Tell how many lines contain the word "JSON". Reply with the number only.

>> begin DATA

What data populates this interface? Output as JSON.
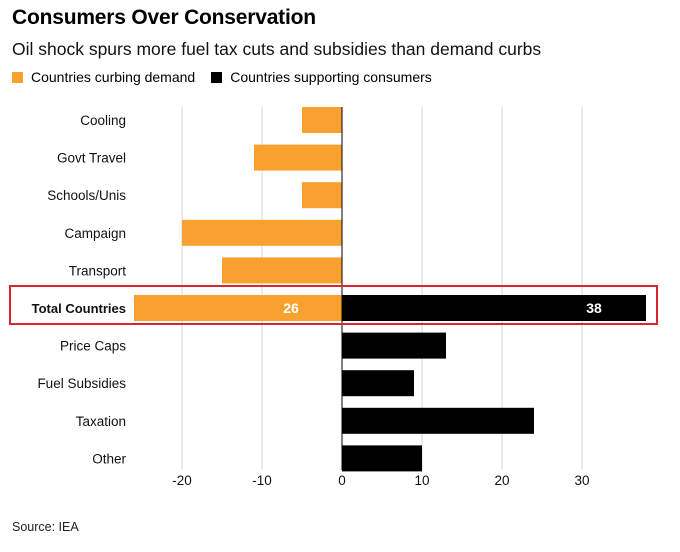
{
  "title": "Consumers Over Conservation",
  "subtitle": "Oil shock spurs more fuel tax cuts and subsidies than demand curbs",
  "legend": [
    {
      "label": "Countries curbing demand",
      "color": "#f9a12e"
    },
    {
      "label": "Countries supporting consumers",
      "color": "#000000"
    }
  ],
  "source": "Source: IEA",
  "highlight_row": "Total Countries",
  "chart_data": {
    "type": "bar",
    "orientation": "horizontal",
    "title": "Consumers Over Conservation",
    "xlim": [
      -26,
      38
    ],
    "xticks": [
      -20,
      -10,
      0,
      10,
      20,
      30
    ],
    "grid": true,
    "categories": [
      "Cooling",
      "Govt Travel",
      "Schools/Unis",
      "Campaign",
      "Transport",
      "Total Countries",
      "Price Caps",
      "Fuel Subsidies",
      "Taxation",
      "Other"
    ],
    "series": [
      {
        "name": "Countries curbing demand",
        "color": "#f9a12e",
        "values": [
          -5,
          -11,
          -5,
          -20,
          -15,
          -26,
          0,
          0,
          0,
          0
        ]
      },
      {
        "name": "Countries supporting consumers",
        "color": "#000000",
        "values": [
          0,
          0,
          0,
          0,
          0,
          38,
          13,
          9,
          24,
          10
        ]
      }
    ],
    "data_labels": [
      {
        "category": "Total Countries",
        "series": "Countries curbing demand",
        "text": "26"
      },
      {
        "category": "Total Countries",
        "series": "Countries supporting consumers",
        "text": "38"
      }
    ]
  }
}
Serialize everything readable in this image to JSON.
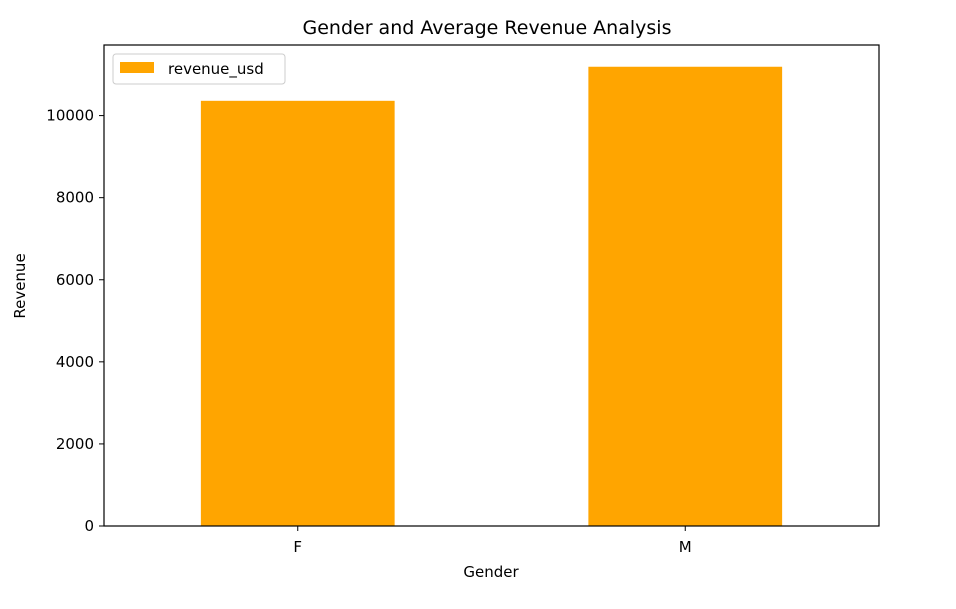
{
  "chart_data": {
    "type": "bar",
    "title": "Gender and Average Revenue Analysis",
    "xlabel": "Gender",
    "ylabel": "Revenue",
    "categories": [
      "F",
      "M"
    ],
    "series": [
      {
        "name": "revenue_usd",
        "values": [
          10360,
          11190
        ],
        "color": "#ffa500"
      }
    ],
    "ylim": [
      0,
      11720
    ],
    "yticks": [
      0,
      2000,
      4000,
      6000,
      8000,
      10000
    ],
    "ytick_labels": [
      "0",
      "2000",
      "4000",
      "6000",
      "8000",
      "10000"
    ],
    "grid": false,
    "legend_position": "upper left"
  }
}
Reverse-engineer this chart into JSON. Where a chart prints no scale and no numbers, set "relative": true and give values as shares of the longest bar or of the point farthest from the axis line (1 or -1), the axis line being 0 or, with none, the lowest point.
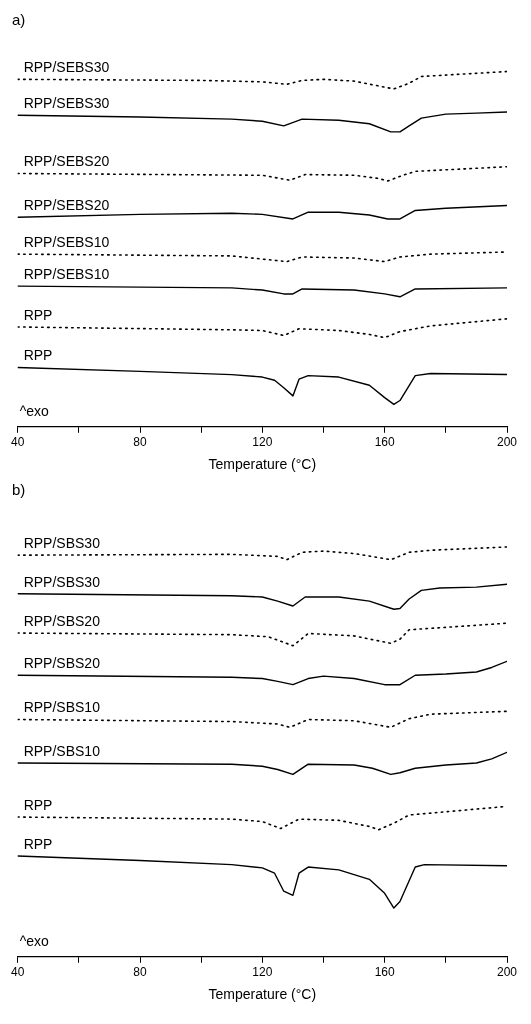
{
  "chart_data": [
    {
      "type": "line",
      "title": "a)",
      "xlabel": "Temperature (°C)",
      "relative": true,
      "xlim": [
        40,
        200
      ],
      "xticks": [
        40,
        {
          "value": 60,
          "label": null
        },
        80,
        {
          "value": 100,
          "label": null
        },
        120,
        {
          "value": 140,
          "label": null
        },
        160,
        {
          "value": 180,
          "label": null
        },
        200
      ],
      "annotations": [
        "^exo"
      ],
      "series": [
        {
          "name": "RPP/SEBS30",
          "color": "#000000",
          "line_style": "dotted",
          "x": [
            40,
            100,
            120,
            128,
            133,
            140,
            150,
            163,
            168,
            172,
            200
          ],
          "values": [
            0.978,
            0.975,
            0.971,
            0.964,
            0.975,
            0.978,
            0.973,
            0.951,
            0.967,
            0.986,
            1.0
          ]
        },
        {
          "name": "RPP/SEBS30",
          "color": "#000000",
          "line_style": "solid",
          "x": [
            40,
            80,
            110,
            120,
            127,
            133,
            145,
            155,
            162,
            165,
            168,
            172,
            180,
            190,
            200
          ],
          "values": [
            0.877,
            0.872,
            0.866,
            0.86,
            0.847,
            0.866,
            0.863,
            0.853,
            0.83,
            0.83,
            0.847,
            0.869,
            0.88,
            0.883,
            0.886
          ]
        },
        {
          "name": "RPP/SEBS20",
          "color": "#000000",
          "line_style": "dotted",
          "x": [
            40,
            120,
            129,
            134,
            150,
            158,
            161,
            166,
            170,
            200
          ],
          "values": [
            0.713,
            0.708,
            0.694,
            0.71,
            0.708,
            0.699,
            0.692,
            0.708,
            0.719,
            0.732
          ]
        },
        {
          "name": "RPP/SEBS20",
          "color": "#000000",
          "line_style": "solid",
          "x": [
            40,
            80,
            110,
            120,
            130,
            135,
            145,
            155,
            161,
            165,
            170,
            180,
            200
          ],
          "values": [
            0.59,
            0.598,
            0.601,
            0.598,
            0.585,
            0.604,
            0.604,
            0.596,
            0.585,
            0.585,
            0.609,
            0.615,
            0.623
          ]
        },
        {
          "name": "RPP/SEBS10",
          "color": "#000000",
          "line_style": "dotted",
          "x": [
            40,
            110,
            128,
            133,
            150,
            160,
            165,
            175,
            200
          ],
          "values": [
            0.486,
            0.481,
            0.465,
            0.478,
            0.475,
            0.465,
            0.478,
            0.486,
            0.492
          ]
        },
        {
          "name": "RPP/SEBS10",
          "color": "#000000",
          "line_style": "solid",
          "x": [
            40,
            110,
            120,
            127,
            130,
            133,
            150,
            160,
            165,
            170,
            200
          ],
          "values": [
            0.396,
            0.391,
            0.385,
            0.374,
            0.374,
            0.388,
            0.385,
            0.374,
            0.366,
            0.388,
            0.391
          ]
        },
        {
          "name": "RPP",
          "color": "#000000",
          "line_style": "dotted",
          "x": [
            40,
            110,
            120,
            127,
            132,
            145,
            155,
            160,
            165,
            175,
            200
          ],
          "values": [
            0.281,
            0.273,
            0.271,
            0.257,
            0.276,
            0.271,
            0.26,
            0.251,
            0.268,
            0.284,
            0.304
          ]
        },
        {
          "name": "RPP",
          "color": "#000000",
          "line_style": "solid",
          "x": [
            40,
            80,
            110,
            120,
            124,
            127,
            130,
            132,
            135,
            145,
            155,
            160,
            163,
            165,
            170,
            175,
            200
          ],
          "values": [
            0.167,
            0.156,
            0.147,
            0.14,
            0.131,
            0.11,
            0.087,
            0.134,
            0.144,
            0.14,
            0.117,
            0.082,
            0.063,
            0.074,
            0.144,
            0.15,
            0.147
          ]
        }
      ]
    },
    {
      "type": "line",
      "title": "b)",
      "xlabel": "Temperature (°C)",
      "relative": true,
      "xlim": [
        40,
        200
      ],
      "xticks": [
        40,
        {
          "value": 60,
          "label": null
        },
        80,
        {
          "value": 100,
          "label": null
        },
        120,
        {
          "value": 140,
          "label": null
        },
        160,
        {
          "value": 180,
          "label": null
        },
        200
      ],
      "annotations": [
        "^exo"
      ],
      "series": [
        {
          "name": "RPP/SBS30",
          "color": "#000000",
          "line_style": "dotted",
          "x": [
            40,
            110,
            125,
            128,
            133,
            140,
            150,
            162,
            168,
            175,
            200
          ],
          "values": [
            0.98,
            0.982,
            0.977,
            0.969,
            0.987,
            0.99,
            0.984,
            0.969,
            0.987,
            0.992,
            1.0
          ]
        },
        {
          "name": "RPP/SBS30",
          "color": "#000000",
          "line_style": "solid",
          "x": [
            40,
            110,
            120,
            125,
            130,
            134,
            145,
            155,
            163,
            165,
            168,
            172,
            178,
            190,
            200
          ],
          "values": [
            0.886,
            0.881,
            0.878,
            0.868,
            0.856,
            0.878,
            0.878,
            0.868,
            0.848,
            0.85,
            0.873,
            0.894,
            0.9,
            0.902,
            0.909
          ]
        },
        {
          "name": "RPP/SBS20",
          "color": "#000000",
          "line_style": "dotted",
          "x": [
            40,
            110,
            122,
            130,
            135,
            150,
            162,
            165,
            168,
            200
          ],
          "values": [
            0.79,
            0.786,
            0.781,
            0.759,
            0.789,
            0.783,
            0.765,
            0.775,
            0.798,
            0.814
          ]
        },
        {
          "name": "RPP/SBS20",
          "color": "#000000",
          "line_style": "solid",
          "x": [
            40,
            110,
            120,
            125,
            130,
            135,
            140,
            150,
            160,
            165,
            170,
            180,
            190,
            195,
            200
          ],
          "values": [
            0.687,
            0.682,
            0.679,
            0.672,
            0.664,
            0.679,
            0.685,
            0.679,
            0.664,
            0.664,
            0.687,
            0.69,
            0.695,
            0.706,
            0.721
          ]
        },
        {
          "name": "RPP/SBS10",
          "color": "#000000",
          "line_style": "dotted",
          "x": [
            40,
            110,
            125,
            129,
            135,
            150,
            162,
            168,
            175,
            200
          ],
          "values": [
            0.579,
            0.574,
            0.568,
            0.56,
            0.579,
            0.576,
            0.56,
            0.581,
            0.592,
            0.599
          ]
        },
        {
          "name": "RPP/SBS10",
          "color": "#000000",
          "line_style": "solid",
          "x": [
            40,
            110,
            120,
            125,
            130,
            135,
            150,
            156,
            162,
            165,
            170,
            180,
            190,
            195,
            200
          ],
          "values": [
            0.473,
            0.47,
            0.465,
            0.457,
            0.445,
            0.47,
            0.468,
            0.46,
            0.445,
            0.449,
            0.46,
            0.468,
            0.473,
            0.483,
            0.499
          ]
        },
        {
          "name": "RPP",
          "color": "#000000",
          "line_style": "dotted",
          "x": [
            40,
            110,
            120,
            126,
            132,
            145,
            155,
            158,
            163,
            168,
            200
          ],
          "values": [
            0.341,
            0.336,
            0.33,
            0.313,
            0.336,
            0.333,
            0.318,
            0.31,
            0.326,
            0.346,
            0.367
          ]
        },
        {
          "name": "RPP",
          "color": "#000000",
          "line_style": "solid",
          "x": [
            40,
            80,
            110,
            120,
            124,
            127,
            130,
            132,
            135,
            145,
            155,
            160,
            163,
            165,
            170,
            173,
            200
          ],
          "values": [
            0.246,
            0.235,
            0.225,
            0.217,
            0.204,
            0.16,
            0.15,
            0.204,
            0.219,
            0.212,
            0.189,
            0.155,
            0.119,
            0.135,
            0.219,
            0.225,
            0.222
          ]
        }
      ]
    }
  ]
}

>> end DATA

* SOLUTION TO THIS PROBLEM
3